OBJECTIVE: Gather, from the listing beneath this task, every line holding the string "eingeführt".

----

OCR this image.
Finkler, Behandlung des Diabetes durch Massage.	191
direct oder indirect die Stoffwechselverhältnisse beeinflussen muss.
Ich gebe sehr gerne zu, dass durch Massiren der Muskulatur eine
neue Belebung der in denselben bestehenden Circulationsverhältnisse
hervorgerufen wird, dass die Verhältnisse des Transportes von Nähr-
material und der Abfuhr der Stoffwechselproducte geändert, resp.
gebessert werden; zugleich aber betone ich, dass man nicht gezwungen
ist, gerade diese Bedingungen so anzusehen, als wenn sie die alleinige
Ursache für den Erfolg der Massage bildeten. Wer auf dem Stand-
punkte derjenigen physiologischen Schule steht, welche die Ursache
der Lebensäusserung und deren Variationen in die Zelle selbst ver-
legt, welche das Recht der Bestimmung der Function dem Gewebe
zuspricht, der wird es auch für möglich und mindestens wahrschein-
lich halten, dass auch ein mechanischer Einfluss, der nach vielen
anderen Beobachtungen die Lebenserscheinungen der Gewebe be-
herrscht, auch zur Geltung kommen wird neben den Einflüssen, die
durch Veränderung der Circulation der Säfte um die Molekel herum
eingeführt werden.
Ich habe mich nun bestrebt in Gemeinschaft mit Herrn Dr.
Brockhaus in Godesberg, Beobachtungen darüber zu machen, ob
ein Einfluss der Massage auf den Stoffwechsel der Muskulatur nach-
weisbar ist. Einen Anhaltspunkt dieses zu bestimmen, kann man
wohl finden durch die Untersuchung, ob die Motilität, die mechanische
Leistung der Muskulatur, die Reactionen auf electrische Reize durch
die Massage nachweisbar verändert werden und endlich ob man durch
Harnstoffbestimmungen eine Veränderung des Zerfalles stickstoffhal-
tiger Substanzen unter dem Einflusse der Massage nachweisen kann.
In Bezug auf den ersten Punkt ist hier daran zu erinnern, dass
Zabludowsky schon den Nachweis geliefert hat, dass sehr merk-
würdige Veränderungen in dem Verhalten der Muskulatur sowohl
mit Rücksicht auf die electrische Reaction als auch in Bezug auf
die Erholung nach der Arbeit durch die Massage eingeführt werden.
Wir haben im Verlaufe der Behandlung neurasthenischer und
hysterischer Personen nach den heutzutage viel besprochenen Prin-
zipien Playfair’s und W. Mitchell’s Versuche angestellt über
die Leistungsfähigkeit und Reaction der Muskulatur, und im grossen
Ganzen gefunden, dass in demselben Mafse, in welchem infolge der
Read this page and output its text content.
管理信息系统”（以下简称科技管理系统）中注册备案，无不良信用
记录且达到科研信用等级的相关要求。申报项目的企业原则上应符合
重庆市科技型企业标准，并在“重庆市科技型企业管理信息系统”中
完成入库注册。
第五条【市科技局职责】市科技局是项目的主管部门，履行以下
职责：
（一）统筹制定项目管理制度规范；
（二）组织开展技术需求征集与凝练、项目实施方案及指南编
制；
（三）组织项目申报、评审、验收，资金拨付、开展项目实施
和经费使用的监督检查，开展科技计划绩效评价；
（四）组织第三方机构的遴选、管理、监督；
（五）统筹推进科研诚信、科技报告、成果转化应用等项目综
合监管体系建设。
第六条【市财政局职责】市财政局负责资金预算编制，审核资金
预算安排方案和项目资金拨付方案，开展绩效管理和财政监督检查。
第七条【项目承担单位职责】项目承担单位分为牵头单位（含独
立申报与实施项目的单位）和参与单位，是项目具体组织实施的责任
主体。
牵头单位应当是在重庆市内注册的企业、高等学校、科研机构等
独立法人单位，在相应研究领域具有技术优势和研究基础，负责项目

----

FULL ANSWER:
eingeführt werden.
die Erholung nach der Arbeit durch die Massage eingeführt werden.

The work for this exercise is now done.